***** Supplied passage *****

Gut told me I would be writing about this long before I even sat my butt down in front of the screen and my fingers began typing away on the keyboard. And by gut, I really mean God, because God is in the business of conjuring up things like that. He nudges and inspires you to share certain lessons and happenings in your life. But as a human with a whole lot of resistance and insecurities and hesitancy, while still learning a ton about vulnerability, you’re like nooooppppeeeee no thank you. Then you end up doing it anyway because that’s really what you should have done in the first place. Jokes on me I guess, so here we go.
Almost one year ago I sat in the very spot I’m now sitting in now, tapping letters on my laptop drafting up a story about confetti, (http://www.julianncheryl.com/its-a-confetti-party-and-youre-invited/) while getting ready to launch my (at that time, very first and very new) website and blog–the thing you’re all currently reading. I was in an incredibly hard place in life at that time, and had written something along the lines of how life never cautioned me about its whirlwind of adventures. And then I said something profound about how we should construct our lives around real things, and build our lives around good things. I talked about risk taking, and how most of the time, the thought alone makes me want to pee my pants. Okay, maybe I didn’t say exactly those words but that would have been an accurate statement.
Here we are a year later, and life is still tossing me around like the waves in an open sea.
I hear stories continuously—about how people chase dreams because that’s what they have craved to do with their lives as soon as they were born; people who have started making music ever since they could make noise, or wanted to be a doctor or firefighter as soon as they were in pre-school playing with action figures.
That’s definitely does not describe me.

*****

Answer these questions using the blog post:
(a) Who does the author say "gut" really refers to?
(b) What was the story the author drafted almost one year ago about?
(c) What does the author compare life's tossing to a year later?
The listing that comes next is separate material and has no connection to the blog post.

***** Records supplied *****

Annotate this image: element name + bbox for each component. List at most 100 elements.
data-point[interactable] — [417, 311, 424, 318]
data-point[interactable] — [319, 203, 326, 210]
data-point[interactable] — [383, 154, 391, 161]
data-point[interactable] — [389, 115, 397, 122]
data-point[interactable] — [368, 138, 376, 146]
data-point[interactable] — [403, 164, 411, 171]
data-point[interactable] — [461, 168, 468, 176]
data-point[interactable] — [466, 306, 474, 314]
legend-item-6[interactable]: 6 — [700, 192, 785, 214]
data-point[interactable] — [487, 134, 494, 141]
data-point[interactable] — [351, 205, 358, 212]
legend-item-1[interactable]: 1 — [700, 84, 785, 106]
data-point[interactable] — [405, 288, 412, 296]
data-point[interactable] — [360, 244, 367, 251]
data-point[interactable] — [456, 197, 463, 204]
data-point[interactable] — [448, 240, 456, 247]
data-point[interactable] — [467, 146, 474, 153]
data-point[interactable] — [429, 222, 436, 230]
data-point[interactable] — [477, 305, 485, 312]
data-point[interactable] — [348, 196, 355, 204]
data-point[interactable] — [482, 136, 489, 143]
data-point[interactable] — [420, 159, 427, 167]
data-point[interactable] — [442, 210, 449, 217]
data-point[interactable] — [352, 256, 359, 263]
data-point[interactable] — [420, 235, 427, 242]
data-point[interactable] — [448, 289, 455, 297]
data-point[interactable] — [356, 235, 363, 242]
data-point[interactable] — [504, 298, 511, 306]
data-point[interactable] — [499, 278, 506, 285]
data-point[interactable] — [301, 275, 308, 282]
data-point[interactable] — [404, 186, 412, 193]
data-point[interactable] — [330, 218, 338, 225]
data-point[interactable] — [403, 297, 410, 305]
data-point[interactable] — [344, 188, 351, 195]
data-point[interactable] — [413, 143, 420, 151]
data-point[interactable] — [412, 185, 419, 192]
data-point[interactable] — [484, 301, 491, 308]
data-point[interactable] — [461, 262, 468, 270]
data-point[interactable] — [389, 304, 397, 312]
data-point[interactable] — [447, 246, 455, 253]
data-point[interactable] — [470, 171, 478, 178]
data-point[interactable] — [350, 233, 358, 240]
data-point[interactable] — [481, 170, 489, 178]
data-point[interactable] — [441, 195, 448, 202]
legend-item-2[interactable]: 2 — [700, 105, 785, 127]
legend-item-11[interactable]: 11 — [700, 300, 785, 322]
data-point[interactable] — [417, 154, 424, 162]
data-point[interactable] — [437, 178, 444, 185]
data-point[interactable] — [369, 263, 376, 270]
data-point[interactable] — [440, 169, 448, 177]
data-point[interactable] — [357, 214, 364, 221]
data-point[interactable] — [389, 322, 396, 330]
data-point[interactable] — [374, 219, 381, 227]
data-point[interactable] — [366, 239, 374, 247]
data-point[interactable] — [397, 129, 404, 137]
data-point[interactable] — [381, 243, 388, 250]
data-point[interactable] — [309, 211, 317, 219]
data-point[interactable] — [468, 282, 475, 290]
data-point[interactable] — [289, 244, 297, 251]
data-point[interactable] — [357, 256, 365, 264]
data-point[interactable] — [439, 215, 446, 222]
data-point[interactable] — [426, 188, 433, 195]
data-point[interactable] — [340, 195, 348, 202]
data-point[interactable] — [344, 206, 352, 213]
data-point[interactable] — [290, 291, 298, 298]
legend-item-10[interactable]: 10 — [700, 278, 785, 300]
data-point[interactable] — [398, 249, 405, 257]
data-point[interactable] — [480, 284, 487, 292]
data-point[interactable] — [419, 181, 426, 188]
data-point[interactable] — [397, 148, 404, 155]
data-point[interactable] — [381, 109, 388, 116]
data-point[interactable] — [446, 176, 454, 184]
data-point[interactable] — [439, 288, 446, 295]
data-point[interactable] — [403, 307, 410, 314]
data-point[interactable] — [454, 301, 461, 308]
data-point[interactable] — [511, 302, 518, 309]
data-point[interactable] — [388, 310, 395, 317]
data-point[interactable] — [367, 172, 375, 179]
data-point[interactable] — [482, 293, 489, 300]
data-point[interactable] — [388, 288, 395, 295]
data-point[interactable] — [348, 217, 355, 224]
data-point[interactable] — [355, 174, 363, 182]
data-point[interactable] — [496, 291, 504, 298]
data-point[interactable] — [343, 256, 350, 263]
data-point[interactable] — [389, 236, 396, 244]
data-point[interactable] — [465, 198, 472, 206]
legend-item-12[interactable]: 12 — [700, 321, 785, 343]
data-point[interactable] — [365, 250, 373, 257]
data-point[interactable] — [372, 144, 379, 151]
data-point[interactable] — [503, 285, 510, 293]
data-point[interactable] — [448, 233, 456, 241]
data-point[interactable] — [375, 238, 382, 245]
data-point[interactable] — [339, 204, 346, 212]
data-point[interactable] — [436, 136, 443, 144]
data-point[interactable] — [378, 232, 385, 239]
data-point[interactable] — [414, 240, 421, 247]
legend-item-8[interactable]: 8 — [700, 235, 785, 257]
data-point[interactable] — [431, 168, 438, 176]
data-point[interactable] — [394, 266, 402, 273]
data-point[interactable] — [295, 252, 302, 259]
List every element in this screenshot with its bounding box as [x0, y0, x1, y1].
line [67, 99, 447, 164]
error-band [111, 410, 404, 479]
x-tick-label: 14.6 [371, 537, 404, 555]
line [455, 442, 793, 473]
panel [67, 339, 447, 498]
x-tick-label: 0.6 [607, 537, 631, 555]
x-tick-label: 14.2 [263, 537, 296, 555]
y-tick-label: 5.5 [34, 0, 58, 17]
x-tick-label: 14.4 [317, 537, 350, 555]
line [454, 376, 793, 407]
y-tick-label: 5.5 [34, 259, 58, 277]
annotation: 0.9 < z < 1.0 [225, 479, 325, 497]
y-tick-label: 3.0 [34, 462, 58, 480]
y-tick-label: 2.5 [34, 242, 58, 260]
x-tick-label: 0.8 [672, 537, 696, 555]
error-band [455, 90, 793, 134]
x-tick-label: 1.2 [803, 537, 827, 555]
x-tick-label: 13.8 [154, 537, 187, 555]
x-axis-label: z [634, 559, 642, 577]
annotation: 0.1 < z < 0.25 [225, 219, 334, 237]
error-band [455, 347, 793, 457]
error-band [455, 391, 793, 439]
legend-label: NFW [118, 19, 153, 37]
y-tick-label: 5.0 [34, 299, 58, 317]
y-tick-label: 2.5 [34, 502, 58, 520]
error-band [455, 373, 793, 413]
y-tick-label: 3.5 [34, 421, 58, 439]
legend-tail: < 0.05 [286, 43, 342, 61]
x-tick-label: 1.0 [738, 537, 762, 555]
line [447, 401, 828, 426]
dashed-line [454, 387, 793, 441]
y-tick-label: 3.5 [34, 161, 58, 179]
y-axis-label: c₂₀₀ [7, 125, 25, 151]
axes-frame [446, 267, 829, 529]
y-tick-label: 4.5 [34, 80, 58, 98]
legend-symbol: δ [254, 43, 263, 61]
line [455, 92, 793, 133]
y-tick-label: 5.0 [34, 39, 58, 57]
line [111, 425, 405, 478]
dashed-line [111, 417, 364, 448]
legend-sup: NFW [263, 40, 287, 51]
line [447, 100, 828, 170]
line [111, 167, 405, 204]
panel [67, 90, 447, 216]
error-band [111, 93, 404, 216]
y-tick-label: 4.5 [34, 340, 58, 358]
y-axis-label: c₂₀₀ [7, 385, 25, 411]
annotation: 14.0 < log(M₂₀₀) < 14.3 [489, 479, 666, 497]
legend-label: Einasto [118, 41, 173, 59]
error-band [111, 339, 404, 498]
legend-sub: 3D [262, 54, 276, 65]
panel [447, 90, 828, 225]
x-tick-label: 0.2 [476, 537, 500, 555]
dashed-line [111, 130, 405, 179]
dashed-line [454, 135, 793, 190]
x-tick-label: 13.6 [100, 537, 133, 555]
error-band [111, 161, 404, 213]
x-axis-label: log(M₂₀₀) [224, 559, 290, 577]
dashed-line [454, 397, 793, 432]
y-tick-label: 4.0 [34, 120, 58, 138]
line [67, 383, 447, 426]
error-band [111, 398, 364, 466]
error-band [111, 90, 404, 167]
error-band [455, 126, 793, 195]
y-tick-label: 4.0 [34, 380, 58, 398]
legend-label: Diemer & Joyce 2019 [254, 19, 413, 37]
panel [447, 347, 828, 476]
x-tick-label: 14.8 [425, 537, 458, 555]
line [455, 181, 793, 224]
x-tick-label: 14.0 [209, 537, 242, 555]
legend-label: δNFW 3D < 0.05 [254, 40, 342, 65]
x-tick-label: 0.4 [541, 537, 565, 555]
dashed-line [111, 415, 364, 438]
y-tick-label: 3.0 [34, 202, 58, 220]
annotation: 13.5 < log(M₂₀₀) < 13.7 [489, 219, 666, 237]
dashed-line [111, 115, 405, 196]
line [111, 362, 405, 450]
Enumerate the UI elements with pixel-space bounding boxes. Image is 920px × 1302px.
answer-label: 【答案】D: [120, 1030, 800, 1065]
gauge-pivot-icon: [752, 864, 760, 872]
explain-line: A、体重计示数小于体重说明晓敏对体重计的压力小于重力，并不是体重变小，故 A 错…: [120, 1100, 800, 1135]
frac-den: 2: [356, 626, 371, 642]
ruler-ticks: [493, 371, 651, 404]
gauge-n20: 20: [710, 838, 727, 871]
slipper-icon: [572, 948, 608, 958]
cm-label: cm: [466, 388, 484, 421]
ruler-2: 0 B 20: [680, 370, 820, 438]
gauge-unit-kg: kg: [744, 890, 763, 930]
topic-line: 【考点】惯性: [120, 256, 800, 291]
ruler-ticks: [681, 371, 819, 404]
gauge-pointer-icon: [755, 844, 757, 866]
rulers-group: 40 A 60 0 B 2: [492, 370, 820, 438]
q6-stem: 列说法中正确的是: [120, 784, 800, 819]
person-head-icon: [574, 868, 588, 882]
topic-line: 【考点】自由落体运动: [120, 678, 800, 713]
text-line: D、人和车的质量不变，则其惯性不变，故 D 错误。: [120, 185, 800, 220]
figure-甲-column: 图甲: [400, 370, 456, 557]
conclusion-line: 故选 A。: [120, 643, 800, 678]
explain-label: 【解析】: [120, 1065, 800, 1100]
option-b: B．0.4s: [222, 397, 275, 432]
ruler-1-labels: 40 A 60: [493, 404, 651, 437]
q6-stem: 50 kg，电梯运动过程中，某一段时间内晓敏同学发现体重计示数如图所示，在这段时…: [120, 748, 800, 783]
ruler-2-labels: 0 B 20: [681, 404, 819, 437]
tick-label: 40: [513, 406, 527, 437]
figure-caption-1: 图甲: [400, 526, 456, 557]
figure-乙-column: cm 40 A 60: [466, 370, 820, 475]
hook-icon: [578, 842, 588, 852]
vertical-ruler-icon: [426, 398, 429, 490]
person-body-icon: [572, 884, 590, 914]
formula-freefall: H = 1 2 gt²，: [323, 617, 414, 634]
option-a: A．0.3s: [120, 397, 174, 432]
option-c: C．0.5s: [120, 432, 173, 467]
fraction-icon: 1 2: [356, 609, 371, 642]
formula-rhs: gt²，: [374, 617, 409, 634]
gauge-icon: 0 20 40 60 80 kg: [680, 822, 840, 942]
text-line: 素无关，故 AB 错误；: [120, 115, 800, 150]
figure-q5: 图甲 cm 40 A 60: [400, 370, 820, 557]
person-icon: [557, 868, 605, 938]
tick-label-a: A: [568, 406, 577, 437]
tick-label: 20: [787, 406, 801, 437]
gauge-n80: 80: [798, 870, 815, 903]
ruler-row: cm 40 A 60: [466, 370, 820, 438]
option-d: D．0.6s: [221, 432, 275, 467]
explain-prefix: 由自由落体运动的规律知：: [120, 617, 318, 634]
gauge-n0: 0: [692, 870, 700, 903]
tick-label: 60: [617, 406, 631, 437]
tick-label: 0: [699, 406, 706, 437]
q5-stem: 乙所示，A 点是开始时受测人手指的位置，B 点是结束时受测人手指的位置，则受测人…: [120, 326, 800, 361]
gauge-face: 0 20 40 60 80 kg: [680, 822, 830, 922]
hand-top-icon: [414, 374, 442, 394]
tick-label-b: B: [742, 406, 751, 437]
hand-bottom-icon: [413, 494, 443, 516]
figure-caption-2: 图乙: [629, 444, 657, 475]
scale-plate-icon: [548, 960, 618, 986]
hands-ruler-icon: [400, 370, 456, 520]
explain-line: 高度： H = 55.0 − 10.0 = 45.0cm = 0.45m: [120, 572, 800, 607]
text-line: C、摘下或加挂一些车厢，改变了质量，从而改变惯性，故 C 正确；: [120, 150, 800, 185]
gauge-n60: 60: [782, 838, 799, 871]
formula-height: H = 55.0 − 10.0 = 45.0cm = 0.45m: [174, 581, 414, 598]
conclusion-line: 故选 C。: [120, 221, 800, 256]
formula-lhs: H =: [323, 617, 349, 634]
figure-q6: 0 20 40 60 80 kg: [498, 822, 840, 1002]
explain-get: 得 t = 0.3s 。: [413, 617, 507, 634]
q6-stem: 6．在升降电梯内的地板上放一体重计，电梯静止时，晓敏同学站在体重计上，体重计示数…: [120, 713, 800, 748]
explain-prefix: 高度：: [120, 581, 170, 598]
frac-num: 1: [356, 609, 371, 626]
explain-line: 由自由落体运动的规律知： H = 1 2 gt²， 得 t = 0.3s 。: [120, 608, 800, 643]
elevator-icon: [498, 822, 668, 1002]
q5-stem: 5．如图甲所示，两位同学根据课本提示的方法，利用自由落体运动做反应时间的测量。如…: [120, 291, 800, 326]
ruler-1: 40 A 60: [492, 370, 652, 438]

*****

● **Full solution**
(a) God
(b) Confetti
(c) The waves in an open sea